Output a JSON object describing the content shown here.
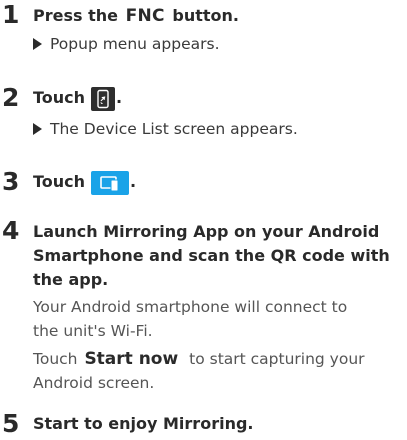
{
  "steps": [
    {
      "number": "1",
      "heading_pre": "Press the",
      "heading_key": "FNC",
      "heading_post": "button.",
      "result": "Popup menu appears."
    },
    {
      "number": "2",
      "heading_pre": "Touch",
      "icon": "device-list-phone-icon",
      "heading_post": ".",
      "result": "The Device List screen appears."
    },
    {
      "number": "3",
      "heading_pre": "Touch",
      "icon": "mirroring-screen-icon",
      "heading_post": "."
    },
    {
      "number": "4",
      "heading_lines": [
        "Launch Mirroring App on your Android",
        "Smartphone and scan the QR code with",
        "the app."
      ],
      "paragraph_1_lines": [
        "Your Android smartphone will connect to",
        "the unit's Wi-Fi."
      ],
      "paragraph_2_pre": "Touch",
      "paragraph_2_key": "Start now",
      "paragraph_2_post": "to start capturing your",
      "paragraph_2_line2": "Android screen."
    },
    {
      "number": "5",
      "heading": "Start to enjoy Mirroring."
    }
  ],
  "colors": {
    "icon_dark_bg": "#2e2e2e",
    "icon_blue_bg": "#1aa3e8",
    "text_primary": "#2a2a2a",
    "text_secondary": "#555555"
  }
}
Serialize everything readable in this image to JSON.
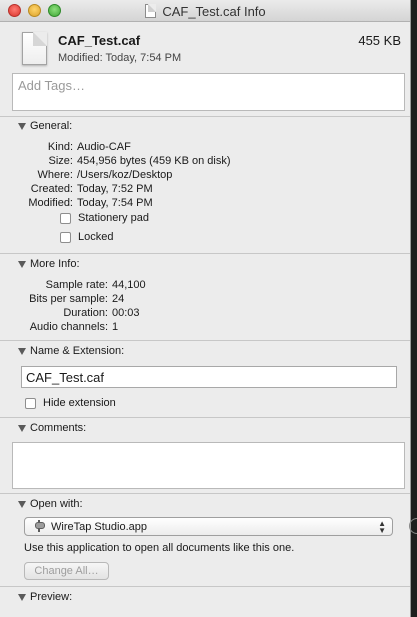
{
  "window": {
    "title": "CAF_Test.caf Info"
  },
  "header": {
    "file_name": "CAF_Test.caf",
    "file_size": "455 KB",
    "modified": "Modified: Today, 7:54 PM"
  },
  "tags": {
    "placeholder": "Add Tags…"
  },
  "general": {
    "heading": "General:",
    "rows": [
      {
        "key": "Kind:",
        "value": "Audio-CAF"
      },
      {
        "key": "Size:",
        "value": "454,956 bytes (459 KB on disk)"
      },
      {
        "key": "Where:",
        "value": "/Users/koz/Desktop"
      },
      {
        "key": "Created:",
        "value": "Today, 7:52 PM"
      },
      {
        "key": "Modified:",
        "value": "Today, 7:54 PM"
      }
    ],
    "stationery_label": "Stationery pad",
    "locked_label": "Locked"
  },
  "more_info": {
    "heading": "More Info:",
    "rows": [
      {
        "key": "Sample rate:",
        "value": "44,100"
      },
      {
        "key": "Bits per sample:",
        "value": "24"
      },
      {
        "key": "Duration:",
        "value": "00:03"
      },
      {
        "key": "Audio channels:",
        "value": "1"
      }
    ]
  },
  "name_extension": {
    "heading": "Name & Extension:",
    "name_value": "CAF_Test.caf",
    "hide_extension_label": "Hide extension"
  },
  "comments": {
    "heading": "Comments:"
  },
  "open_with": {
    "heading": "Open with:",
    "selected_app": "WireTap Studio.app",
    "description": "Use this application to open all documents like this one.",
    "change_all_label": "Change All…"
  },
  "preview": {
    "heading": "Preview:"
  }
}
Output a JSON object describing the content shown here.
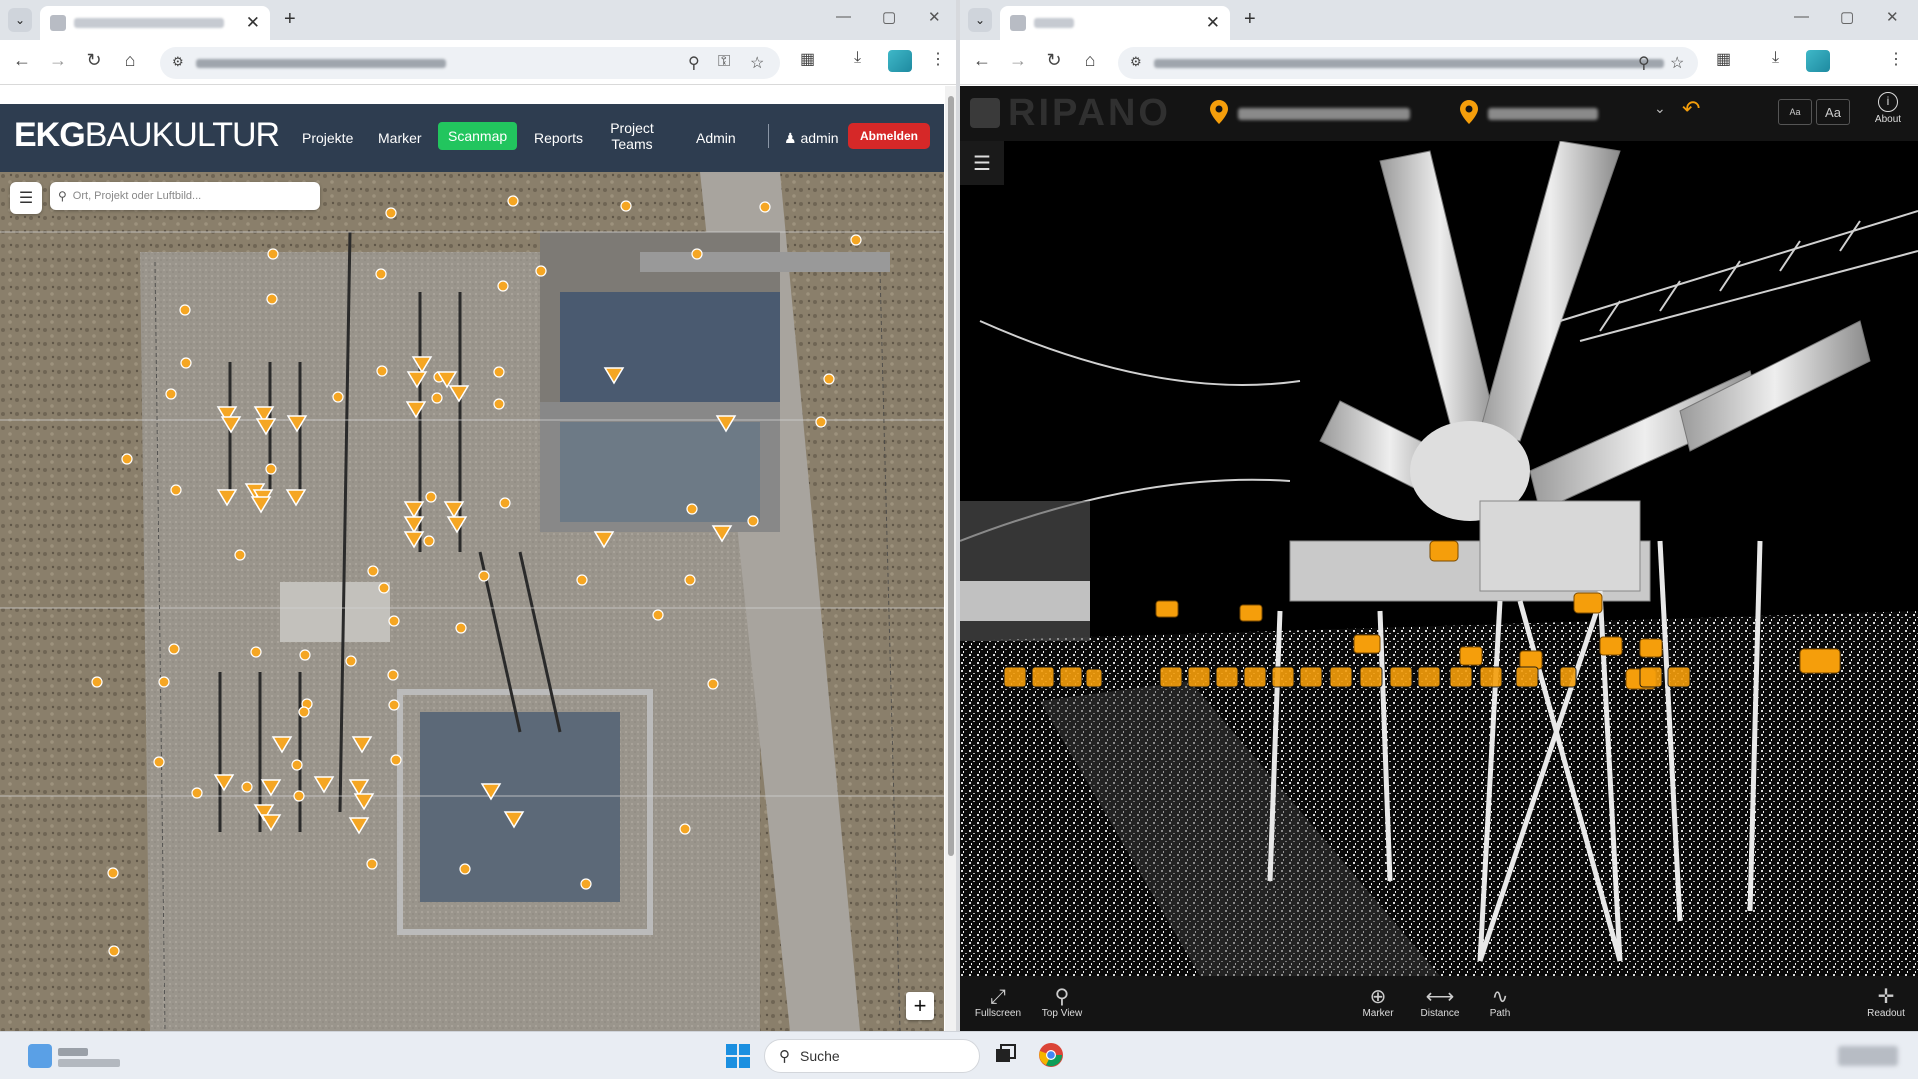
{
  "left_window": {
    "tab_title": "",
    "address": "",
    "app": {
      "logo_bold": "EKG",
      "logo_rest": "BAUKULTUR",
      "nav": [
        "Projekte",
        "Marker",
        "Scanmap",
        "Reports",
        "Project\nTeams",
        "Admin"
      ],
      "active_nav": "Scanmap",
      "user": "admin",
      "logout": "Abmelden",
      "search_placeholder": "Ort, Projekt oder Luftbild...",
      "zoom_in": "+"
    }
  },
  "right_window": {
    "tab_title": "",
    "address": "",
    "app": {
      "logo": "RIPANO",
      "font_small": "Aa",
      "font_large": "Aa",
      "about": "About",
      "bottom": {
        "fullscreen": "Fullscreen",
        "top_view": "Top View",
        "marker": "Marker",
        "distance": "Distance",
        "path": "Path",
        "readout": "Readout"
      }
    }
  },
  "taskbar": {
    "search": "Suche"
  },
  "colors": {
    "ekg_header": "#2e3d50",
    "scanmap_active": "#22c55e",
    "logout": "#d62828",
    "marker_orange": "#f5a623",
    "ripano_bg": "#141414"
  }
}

▬▬▬▬▬▬▬▬▬▬

» **PROBLEM TO SOLVE**: Copy out the listing exactly as it stands, but not the pictures.

» **RESULT BELOW**:
Output a JSON object describing the content shown here.
{
  "steps": [
    {
      "number": "1",
      "heading_pre": "Press the",
      "heading_key": "FNC",
      "heading_post": "button.",
      "result": "Popup menu appears."
    },
    {
      "number": "2",
      "heading_pre": "Touch",
      "icon": "device-list-phone-icon",
      "heading_post": ".",
      "result": "The Device List screen appears."
    },
    {
      "number": "3",
      "heading_pre": "Touch",
      "icon": "mirroring-screen-icon",
      "heading_post": "."
    },
    {
      "number": "4",
      "heading_lines": [
        "Launch Mirroring App on your Android",
        "Smartphone and scan the QR code with",
        "the app."
      ],
      "paragraph_1_lines": [
        "Your Android smartphone will connect to",
        "the unit's Wi-Fi."
      ],
      "paragraph_2_pre": "Touch",
      "paragraph_2_key": "Start now",
      "paragraph_2_post": "to start capturing your",
      "paragraph_2_line2": "Android screen."
    },
    {
      "number": "5",
      "heading": "Start to enjoy Mirroring."
    }
  ],
  "colors": {
    "icon_dark_bg": "#2e2e2e",
    "icon_blue_bg": "#1aa3e8",
    "text_primary": "#2a2a2a",
    "text_secondary": "#555555"
  }
}
Serialize everything readable in this image to JSON.
{
  "window": {
    "title": "CAF_Test.caf Info"
  },
  "header": {
    "file_name": "CAF_Test.caf",
    "file_size": "455 KB",
    "modified": "Modified: Today, 7:54 PM"
  },
  "tags": {
    "placeholder": "Add Tags…"
  },
  "general": {
    "heading": "General:",
    "rows": [
      {
        "key": "Kind:",
        "value": "Audio-CAF"
      },
      {
        "key": "Size:",
        "value": "454,956 bytes (459 KB on disk)"
      },
      {
        "key": "Where:",
        "value": "/Users/koz/Desktop"
      },
      {
        "key": "Created:",
        "value": "Today, 7:52 PM"
      },
      {
        "key": "Modified:",
        "value": "Today, 7:54 PM"
      }
    ],
    "stationery_label": "Stationery pad",
    "locked_label": "Locked"
  },
  "more_info": {
    "heading": "More Info:",
    "rows": [
      {
        "key": "Sample rate:",
        "value": "44,100"
      },
      {
        "key": "Bits per sample:",
        "value": "24"
      },
      {
        "key": "Duration:",
        "value": "00:03"
      },
      {
        "key": "Audio channels:",
        "value": "1"
      }
    ]
  },
  "name_extension": {
    "heading": "Name & Extension:",
    "name_value": "CAF_Test.caf",
    "hide_extension_label": "Hide extension"
  },
  "comments": {
    "heading": "Comments:"
  },
  "open_with": {
    "heading": "Open with:",
    "selected_app": "WireTap Studio.app",
    "description": "Use this application to open all documents like this one.",
    "change_all_label": "Change All…"
  },
  "preview": {
    "heading": "Preview:"
  }
}
Output a JSON object describing the content shown here.
{
  "left_window": {
    "tab_title": "",
    "address": "",
    "app": {
      "logo_bold": "EKG",
      "logo_rest": "BAUKULTUR",
      "nav": [
        "Projekte",
        "Marker",
        "Scanmap",
        "Reports",
        "Project\nTeams",
        "Admin"
      ],
      "active_nav": "Scanmap",
      "user": "admin",
      "logout": "Abmelden",
      "search_placeholder": "Ort, Projekt oder Luftbild...",
      "zoom_in": "+"
    }
  },
  "right_window": {
    "tab_title": "",
    "address": "",
    "app": {
      "logo": "RIPANO",
      "font_small": "Aa",
      "font_large": "Aa",
      "about": "About",
      "bottom": {
        "fullscreen": "Fullscreen",
        "top_view": "Top View",
        "marker": "Marker",
        "distance": "Distance",
        "path": "Path",
        "readout": "Readout"
      }
    }
  },
  "taskbar": {
    "search": "Suche"
  },
  "colors": {
    "ekg_header": "#2e3d50",
    "scanmap_active": "#22c55e",
    "logout": "#d62828",
    "marker_orange": "#f5a623",
    "ripano_bg": "#141414"
  }
}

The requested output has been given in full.